What you have to do: Keep only the lines that hold the string "Windows", filtering out the rest of the entries below.

↓↓↓

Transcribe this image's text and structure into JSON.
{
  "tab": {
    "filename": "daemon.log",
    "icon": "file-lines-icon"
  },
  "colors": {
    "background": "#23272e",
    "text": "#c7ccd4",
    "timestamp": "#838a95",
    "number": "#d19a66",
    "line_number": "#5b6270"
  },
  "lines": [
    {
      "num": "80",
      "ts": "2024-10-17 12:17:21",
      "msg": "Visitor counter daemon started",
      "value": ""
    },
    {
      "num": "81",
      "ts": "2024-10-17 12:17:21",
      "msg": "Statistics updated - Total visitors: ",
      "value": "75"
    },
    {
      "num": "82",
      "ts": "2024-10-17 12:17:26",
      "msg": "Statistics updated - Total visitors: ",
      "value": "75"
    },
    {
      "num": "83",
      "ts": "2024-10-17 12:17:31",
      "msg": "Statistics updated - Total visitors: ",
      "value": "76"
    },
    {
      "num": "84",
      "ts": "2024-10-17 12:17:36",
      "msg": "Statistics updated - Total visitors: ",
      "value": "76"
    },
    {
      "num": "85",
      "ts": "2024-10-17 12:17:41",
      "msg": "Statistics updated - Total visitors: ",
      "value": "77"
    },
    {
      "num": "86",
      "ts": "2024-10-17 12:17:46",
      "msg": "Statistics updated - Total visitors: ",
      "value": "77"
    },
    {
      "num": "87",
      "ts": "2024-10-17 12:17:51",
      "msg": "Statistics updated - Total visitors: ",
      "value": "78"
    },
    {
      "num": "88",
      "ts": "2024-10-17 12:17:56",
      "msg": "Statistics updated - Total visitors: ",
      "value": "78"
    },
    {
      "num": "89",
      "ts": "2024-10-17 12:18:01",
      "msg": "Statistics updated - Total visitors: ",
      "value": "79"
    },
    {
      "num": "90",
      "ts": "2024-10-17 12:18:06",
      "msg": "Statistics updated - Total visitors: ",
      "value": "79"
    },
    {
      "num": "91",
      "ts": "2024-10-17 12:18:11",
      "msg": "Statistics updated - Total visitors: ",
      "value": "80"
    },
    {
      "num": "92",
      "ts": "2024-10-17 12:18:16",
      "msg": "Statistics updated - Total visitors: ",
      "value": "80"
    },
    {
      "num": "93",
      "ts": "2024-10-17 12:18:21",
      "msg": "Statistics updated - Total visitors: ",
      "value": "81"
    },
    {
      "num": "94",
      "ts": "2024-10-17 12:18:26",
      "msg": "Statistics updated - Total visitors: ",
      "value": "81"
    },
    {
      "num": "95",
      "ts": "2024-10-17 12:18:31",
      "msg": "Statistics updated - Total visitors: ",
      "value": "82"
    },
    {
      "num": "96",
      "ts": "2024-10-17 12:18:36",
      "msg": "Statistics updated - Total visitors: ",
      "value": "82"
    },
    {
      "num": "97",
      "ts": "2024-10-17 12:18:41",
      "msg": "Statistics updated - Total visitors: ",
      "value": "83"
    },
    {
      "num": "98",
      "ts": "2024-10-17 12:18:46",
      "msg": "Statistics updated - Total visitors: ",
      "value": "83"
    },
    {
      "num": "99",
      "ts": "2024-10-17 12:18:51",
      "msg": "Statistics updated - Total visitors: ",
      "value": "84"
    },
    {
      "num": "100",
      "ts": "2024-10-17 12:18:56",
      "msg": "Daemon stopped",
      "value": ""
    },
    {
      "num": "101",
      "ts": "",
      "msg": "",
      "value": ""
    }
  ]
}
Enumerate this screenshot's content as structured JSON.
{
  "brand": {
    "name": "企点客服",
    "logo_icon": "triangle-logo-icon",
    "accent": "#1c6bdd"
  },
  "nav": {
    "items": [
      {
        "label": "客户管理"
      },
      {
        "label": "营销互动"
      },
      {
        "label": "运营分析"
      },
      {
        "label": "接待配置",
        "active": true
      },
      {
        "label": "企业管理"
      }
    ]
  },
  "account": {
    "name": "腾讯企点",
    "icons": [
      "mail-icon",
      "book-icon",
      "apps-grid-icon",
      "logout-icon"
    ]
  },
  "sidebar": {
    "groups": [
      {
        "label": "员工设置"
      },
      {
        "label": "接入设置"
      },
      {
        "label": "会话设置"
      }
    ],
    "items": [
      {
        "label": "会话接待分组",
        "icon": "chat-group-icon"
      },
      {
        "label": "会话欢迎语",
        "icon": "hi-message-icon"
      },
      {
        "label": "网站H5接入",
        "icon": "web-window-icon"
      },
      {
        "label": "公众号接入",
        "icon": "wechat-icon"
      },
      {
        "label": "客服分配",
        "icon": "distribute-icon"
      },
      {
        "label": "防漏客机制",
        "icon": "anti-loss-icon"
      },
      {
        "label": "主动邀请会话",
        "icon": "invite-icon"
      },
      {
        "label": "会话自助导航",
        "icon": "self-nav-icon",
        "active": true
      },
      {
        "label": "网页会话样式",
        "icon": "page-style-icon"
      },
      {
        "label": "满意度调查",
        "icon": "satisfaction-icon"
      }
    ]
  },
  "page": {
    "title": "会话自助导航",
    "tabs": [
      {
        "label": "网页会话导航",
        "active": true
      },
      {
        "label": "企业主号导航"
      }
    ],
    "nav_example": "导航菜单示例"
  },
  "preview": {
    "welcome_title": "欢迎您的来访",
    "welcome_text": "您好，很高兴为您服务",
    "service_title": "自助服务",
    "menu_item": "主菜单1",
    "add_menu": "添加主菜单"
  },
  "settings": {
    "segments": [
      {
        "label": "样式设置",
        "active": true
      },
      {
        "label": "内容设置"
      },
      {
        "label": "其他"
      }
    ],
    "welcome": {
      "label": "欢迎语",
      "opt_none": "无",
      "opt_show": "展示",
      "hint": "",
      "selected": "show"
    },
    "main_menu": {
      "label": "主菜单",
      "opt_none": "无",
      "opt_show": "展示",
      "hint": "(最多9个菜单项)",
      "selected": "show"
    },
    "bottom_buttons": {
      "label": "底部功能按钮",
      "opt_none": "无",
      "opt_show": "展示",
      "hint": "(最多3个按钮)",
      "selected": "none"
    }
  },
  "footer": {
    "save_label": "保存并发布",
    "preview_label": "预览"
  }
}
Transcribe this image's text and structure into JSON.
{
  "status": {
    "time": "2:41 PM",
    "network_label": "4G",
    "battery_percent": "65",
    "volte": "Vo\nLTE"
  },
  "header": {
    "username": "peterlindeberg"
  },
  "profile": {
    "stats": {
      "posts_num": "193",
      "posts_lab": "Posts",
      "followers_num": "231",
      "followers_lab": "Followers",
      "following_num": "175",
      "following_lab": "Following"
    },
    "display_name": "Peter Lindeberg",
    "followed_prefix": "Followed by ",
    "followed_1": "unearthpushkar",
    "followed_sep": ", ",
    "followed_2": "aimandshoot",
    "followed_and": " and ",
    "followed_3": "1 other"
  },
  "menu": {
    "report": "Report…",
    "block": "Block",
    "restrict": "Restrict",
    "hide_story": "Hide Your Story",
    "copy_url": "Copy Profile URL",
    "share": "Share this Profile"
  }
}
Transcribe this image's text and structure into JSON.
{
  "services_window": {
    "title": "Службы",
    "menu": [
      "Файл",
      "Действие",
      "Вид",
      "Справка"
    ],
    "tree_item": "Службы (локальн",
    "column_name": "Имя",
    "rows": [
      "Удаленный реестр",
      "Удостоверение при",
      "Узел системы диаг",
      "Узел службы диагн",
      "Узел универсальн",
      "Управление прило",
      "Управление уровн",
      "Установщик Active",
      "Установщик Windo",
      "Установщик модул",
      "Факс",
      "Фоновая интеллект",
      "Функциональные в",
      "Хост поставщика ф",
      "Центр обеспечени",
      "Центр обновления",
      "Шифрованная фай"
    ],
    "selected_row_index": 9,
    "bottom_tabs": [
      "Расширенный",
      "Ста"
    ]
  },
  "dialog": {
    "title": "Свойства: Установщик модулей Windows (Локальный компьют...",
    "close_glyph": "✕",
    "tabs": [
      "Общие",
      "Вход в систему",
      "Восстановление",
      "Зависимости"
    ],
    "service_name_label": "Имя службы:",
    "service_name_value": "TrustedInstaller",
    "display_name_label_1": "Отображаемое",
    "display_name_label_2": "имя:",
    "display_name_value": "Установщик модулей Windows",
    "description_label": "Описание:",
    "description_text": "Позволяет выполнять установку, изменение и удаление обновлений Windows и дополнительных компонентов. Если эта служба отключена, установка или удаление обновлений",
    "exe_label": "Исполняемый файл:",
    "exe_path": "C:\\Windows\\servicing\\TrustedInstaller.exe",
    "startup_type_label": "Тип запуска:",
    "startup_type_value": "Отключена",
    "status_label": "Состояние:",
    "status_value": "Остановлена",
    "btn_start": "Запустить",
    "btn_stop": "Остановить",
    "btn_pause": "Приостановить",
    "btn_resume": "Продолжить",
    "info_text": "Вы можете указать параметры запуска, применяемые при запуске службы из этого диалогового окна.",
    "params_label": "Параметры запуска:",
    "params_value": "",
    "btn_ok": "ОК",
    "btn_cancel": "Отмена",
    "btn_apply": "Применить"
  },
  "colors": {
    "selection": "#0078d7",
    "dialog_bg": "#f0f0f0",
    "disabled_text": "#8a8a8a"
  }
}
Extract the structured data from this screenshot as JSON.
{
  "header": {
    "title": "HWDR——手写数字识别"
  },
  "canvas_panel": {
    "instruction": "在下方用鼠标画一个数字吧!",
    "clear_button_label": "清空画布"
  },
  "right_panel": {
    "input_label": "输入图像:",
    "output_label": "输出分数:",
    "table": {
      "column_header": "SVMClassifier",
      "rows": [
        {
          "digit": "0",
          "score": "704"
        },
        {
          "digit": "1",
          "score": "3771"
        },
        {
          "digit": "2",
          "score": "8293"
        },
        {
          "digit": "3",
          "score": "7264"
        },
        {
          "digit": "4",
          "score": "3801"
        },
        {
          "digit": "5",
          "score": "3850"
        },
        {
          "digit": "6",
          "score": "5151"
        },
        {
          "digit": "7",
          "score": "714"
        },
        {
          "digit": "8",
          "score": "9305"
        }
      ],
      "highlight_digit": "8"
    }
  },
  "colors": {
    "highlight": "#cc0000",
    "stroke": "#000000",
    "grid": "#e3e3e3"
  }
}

↑↑↑

Result for this task:
    "title": "Свойства: Установщик модулей Windows (Локальный компьют...",
    "display_name_value": "Установщик модулей Windows",
    "description_text": "Позволяет выполнять установку, изменение и удаление обновлений Windows и дополнительных компонентов. Если эта служба отключена, установка или удаление обновлений",
    "exe_path": "C:\\Windows\\servicing\\TrustedInstaller.exe",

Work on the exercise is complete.